Dataset entries on figures:
********

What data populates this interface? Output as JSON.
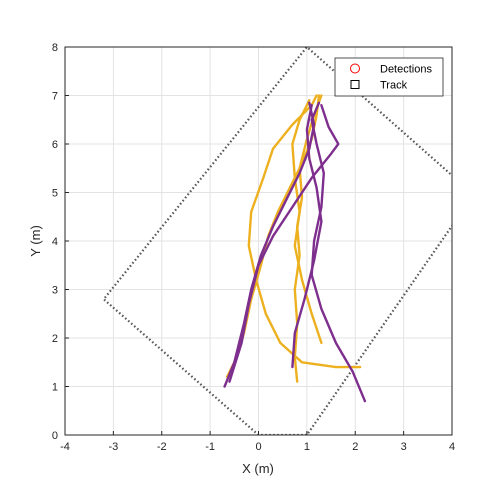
{
  "chart_data": {
    "type": "line",
    "xlabel": "X (m)",
    "ylabel": "Y (m)",
    "xlim": [
      -4,
      4
    ],
    "ylim": [
      0,
      8
    ],
    "xticks": [
      "-4",
      "-3",
      "-2",
      "-1",
      "0",
      "1",
      "2",
      "3",
      "4"
    ],
    "yticks": [
      "0",
      "1",
      "2",
      "3",
      "4",
      "5",
      "6",
      "7",
      "8"
    ],
    "grid": true,
    "legend_position": "top-right",
    "legend": [
      {
        "label": "Detections",
        "marker": "circle",
        "color": "#ff0000"
      },
      {
        "label": "Track",
        "marker": "square",
        "color": "#000000"
      }
    ],
    "sensor_boundary": {
      "style": "dotted",
      "color": "#595959",
      "points": [
        [
          4.4,
          5.0
        ],
        [
          1.0,
          8.0
        ],
        [
          -3.2,
          2.8
        ],
        [
          0.0,
          0.0
        ],
        [
          1.0,
          0.0
        ],
        [
          4.2,
          4.6
        ]
      ]
    },
    "series": [
      {
        "color": "#edb120",
        "points": [
          [
            -0.65,
            1.2
          ],
          [
            -0.45,
            1.6
          ],
          [
            -0.3,
            2.1
          ],
          [
            -0.15,
            2.8
          ],
          [
            0.05,
            3.5
          ],
          [
            0.2,
            4.1
          ],
          [
            0.4,
            4.6
          ],
          [
            0.65,
            5.1
          ],
          [
            0.9,
            5.6
          ],
          [
            1.1,
            6.1
          ],
          [
            1.2,
            6.6
          ],
          [
            1.25,
            7.0
          ]
        ]
      },
      {
        "color": "#edb120",
        "points": [
          [
            0.8,
            1.1
          ],
          [
            0.75,
            1.6
          ],
          [
            0.8,
            2.3
          ],
          [
            0.75,
            3.0
          ],
          [
            0.85,
            3.7
          ],
          [
            0.8,
            4.3
          ],
          [
            0.9,
            4.9
          ],
          [
            0.85,
            5.5
          ],
          [
            1.0,
            6.1
          ],
          [
            1.15,
            6.6
          ],
          [
            1.3,
            7.0
          ]
        ]
      },
      {
        "color": "#edb120",
        "points": [
          [
            2.1,
            1.4
          ],
          [
            1.6,
            1.4
          ],
          [
            0.9,
            1.5
          ],
          [
            0.45,
            1.9
          ],
          [
            0.15,
            2.5
          ],
          [
            -0.05,
            3.2
          ],
          [
            -0.2,
            3.9
          ],
          [
            -0.15,
            4.6
          ],
          [
            0.1,
            5.3
          ],
          [
            0.3,
            5.9
          ],
          [
            0.7,
            6.4
          ],
          [
            1.1,
            6.8
          ],
          [
            1.2,
            7.0
          ]
        ]
      },
      {
        "color": "#edb120",
        "points": [
          [
            1.3,
            1.9
          ],
          [
            1.1,
            2.5
          ],
          [
            0.9,
            3.2
          ],
          [
            0.75,
            3.9
          ],
          [
            0.85,
            4.6
          ],
          [
            0.75,
            5.3
          ],
          [
            0.7,
            6.0
          ],
          [
            0.85,
            6.5
          ],
          [
            1.05,
            6.9
          ]
        ]
      },
      {
        "color": "#7e2f8e",
        "points": [
          [
            -0.7,
            1.0
          ],
          [
            -0.5,
            1.5
          ],
          [
            -0.3,
            2.3
          ],
          [
            -0.15,
            3.0
          ],
          [
            0.05,
            3.7
          ],
          [
            0.3,
            4.3
          ],
          [
            0.6,
            4.9
          ],
          [
            0.85,
            5.4
          ],
          [
            1.05,
            5.9
          ],
          [
            1.15,
            6.4
          ],
          [
            1.05,
            6.85
          ]
        ]
      },
      {
        "color": "#7e2f8e",
        "points": [
          [
            2.2,
            0.7
          ],
          [
            1.95,
            1.3
          ],
          [
            1.6,
            1.9
          ],
          [
            1.3,
            2.6
          ],
          [
            1.1,
            3.3
          ],
          [
            1.15,
            4.0
          ],
          [
            1.3,
            4.7
          ],
          [
            1.35,
            5.4
          ],
          [
            1.2,
            6.0
          ],
          [
            1.1,
            6.5
          ],
          [
            1.25,
            6.85
          ]
        ]
      },
      {
        "color": "#7e2f8e",
        "points": [
          [
            0.7,
            1.4
          ],
          [
            0.75,
            2.1
          ],
          [
            0.95,
            2.8
          ],
          [
            1.15,
            3.6
          ],
          [
            1.3,
            4.4
          ],
          [
            1.2,
            5.1
          ],
          [
            1.05,
            5.7
          ],
          [
            1.0,
            6.3
          ],
          [
            1.1,
            6.8
          ]
        ]
      },
      {
        "color": "#7e2f8e",
        "points": [
          [
            -0.6,
            1.1
          ],
          [
            -0.35,
            1.9
          ],
          [
            -0.2,
            2.7
          ],
          [
            0.0,
            3.5
          ],
          [
            0.3,
            4.1
          ],
          [
            0.7,
            4.7
          ],
          [
            1.1,
            5.3
          ],
          [
            1.5,
            5.8
          ],
          [
            1.65,
            6.0
          ],
          [
            1.45,
            6.35
          ],
          [
            1.3,
            6.8
          ]
        ]
      }
    ]
  }
}
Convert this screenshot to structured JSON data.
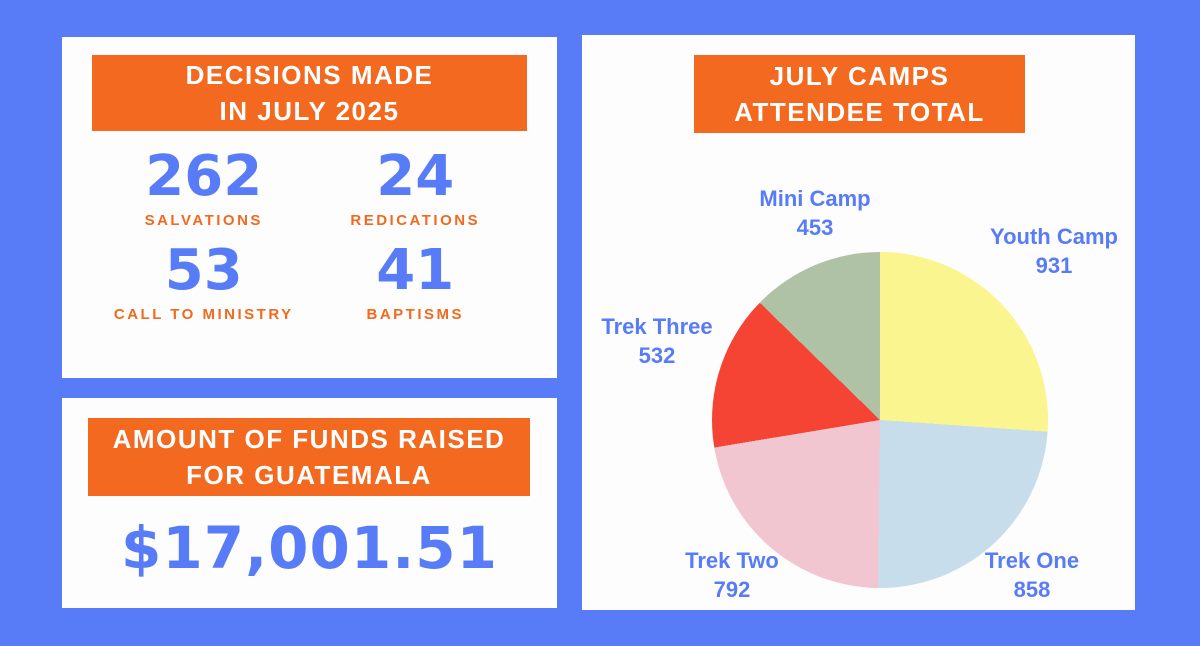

********

**WHAT THE EXERCISE ASKS**
Your task is to repeat the material above exactly, without its pictures.

**WORKED SOLUTION**
What data populates this interface? Output as JSON.
{
  "chart_data": {
    "type": "line",
    "xlabel": "X (m)",
    "ylabel": "Y (m)",
    "xlim": [
      -4,
      4
    ],
    "ylim": [
      0,
      8
    ],
    "xticks": [
      "-4",
      "-3",
      "-2",
      "-1",
      "0",
      "1",
      "2",
      "3",
      "4"
    ],
    "yticks": [
      "0",
      "1",
      "2",
      "3",
      "4",
      "5",
      "6",
      "7",
      "8"
    ],
    "grid": true,
    "legend_position": "top-right",
    "legend": [
      {
        "label": "Detections",
        "marker": "circle",
        "color": "#ff0000"
      },
      {
        "label": "Track",
        "marker": "square",
        "color": "#000000"
      }
    ],
    "sensor_boundary": {
      "style": "dotted",
      "color": "#595959",
      "points": [
        [
          4.4,
          5.0
        ],
        [
          1.0,
          8.0
        ],
        [
          -3.2,
          2.8
        ],
        [
          0.0,
          0.0
        ],
        [
          1.0,
          0.0
        ],
        [
          4.2,
          4.6
        ]
      ]
    },
    "series": [
      {
        "color": "#edb120",
        "points": [
          [
            -0.65,
            1.2
          ],
          [
            -0.45,
            1.6
          ],
          [
            -0.3,
            2.1
          ],
          [
            -0.15,
            2.8
          ],
          [
            0.05,
            3.5
          ],
          [
            0.2,
            4.1
          ],
          [
            0.4,
            4.6
          ],
          [
            0.65,
            5.1
          ],
          [
            0.9,
            5.6
          ],
          [
            1.1,
            6.1
          ],
          [
            1.2,
            6.6
          ],
          [
            1.25,
            7.0
          ]
        ]
      },
      {
        "color": "#edb120",
        "points": [
          [
            0.8,
            1.1
          ],
          [
            0.75,
            1.6
          ],
          [
            0.8,
            2.3
          ],
          [
            0.75,
            3.0
          ],
          [
            0.85,
            3.7
          ],
          [
            0.8,
            4.3
          ],
          [
            0.9,
            4.9
          ],
          [
            0.85,
            5.5
          ],
          [
            1.0,
            6.1
          ],
          [
            1.15,
            6.6
          ],
          [
            1.3,
            7.0
          ]
        ]
      },
      {
        "color": "#edb120",
        "points": [
          [
            2.1,
            1.4
          ],
          [
            1.6,
            1.4
          ],
          [
            0.9,
            1.5
          ],
          [
            0.45,
            1.9
          ],
          [
            0.15,
            2.5
          ],
          [
            -0.05,
            3.2
          ],
          [
            -0.2,
            3.9
          ],
          [
            -0.15,
            4.6
          ],
          [
            0.1,
            5.3
          ],
          [
            0.3,
            5.9
          ],
          [
            0.7,
            6.4
          ],
          [
            1.1,
            6.8
          ],
          [
            1.2,
            7.0
          ]
        ]
      },
      {
        "color": "#edb120",
        "points": [
          [
            1.3,
            1.9
          ],
          [
            1.1,
            2.5
          ],
          [
            0.9,
            3.2
          ],
          [
            0.75,
            3.9
          ],
          [
            0.85,
            4.6
          ],
          [
            0.75,
            5.3
          ],
          [
            0.7,
            6.0
          ],
          [
            0.85,
            6.5
          ],
          [
            1.05,
            6.9
          ]
        ]
      },
      {
        "color": "#7e2f8e",
        "points": [
          [
            -0.7,
            1.0
          ],
          [
            -0.5,
            1.5
          ],
          [
            -0.3,
            2.3
          ],
          [
            -0.15,
            3.0
          ],
          [
            0.05,
            3.7
          ],
          [
            0.3,
            4.3
          ],
          [
            0.6,
            4.9
          ],
          [
            0.85,
            5.4
          ],
          [
            1.05,
            5.9
          ],
          [
            1.15,
            6.4
          ],
          [
            1.05,
            6.85
          ]
        ]
      },
      {
        "color": "#7e2f8e",
        "points": [
          [
            2.2,
            0.7
          ],
          [
            1.95,
            1.3
          ],
          [
            1.6,
            1.9
          ],
          [
            1.3,
            2.6
          ],
          [
            1.1,
            3.3
          ],
          [
            1.15,
            4.0
          ],
          [
            1.3,
            4.7
          ],
          [
            1.35,
            5.4
          ],
          [
            1.2,
            6.0
          ],
          [
            1.1,
            6.5
          ],
          [
            1.25,
            6.85
          ]
        ]
      },
      {
        "color": "#7e2f8e",
        "points": [
          [
            0.7,
            1.4
          ],
          [
            0.75,
            2.1
          ],
          [
            0.95,
            2.8
          ],
          [
            1.15,
            3.6
          ],
          [
            1.3,
            4.4
          ],
          [
            1.2,
            5.1
          ],
          [
            1.05,
            5.7
          ],
          [
            1.0,
            6.3
          ],
          [
            1.1,
            6.8
          ]
        ]
      },
      {
        "color": "#7e2f8e",
        "points": [
          [
            -0.6,
            1.1
          ],
          [
            -0.35,
            1.9
          ],
          [
            -0.2,
            2.7
          ],
          [
            0.0,
            3.5
          ],
          [
            0.3,
            4.1
          ],
          [
            0.7,
            4.7
          ],
          [
            1.1,
            5.3
          ],
          [
            1.5,
            5.8
          ],
          [
            1.65,
            6.0
          ],
          [
            1.45,
            6.35
          ],
          [
            1.3,
            6.8
          ]
        ]
      }
    ]
  }
}
Convert this screenshot to structured JSON data.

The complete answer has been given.